> _Set exercise_
Each line that follows should be printed again exactly as it stands.

> _Input_

— Begin —

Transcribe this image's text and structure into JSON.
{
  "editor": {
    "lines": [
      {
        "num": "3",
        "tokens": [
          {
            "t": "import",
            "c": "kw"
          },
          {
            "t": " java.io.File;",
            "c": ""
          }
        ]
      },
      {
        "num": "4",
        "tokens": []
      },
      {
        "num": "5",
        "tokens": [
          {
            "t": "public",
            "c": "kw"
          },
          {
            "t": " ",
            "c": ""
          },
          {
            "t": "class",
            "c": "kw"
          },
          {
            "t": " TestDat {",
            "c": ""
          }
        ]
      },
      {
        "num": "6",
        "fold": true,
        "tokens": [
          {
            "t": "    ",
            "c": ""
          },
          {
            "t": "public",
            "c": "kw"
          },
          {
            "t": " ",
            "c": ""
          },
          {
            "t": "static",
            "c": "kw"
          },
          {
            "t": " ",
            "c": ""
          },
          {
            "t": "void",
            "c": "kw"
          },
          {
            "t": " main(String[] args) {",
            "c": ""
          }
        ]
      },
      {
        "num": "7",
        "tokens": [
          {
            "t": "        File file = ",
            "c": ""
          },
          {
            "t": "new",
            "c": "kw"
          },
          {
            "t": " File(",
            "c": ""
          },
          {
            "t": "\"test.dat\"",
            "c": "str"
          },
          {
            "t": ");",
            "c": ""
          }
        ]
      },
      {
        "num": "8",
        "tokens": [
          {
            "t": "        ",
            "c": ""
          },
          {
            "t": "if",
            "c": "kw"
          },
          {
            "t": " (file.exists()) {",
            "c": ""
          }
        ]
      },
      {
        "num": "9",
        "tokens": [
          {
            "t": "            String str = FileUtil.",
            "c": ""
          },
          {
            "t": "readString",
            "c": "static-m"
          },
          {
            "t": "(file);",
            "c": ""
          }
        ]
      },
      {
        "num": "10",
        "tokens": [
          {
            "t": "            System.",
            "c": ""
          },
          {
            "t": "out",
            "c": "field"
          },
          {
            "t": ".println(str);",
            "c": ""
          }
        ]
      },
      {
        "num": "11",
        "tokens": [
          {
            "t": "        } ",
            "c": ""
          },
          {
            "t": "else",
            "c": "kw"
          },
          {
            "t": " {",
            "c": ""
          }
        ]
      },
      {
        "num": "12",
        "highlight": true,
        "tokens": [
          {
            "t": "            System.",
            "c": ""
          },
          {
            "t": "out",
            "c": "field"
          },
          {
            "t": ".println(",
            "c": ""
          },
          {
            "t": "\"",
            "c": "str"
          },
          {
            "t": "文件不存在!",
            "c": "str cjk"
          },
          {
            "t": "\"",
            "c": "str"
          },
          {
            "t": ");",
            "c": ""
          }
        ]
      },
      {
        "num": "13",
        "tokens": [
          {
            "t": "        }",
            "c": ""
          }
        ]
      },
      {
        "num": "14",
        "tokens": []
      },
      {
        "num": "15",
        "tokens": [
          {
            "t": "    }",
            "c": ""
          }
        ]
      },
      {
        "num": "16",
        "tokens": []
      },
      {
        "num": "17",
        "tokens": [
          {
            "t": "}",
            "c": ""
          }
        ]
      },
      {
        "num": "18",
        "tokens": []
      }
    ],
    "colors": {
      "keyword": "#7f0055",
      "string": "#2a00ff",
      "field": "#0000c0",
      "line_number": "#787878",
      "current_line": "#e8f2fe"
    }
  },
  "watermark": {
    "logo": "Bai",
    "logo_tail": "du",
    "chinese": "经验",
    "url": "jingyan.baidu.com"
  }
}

— End —

> _Expected answer_
Transcribe this image's text and structure into JSON.
{
  "editor": {
    "lines": [
      {
        "num": "3",
        "tokens": [
          {
            "t": "import",
            "c": "kw"
          },
          {
            "t": " java.io.File;",
            "c": ""
          }
        ]
      },
      {
        "num": "4",
        "tokens": []
      },
      {
        "num": "5",
        "tokens": [
          {
            "t": "public",
            "c": "kw"
          },
          {
            "t": " ",
            "c": ""
          },
          {
            "t": "class",
            "c": "kw"
          },
          {
            "t": " TestDat {",
            "c": ""
          }
        ]
      },
      {
        "num": "6",
        "fold": true,
        "tokens": [
          {
            "t": "    ",
            "c": ""
          },
          {
            "t": "public",
            "c": "kw"
          },
          {
            "t": " ",
            "c": ""
          },
          {
            "t": "static",
            "c": "kw"
          },
          {
            "t": " ",
            "c": ""
          },
          {
            "t": "void",
            "c": "kw"
          },
          {
            "t": " main(String[] args) {",
            "c": ""
          }
        ]
      },
      {
        "num": "7",
        "tokens": [
          {
            "t": "        File file = ",
            "c": ""
          },
          {
            "t": "new",
            "c": "kw"
          },
          {
            "t": " File(",
            "c": ""
          },
          {
            "t": "\"test.dat\"",
            "c": "str"
          },
          {
            "t": ");",
            "c": ""
          }
        ]
      },
      {
        "num": "8",
        "tokens": [
          {
            "t": "        ",
            "c": ""
          },
          {
            "t": "if",
            "c": "kw"
          },
          {
            "t": " (file.exists()) {",
            "c": ""
          }
        ]
      },
      {
        "num": "9",
        "tokens": [
          {
            "t": "            String str = FileUtil.",
            "c": ""
          },
          {
            "t": "readString",
            "c": "static-m"
          },
          {
            "t": "(file);",
            "c": ""
          }
        ]
      },
      {
        "num": "10",
        "tokens": [
          {
            "t": "            System.",
            "c": ""
          },
          {
            "t": "out",
            "c": "field"
          },
          {
            "t": ".println(str);",
            "c": ""
          }
        ]
      },
      {
        "num": "11",
        "tokens": [
          {
            "t": "        } ",
            "c": ""
          },
          {
            "t": "else",
            "c": "kw"
          },
          {
            "t": " {",
            "c": ""
          }
        ]
      },
      {
        "num": "12",
        "highlight": true,
        "tokens": [
          {
            "t": "            System.",
            "c": ""
          },
          {
            "t": "out",
            "c": "field"
          },
          {
            "t": ".println(",
            "c": ""
          },
          {
            "t": "\"",
            "c": "str"
          },
          {
            "t": "文件不存在!",
            "c": "str cjk"
          },
          {
            "t": "\"",
            "c": "str"
          },
          {
            "t": ");",
            "c": ""
          }
        ]
      },
      {
        "num": "13",
        "tokens": [
          {
            "t": "        }",
            "c": ""
          }
        ]
      },
      {
        "num": "14",
        "tokens": []
      },
      {
        "num": "15",
        "tokens": [
          {
            "t": "    }",
            "c": ""
          }
        ]
      },
      {
        "num": "16",
        "tokens": []
      },
      {
        "num": "17",
        "tokens": [
          {
            "t": "}",
            "c": ""
          }
        ]
      },
      {
        "num": "18",
        "tokens": []
      }
    ],
    "colors": {
      "keyword": "#7f0055",
      "string": "#2a00ff",
      "field": "#0000c0",
      "line_number": "#787878",
      "current_line": "#e8f2fe"
    }
  },
  "watermark": {
    "logo": "Bai",
    "logo_tail": "du",
    "chinese": "经验",
    "url": "jingyan.baidu.com"
  }
}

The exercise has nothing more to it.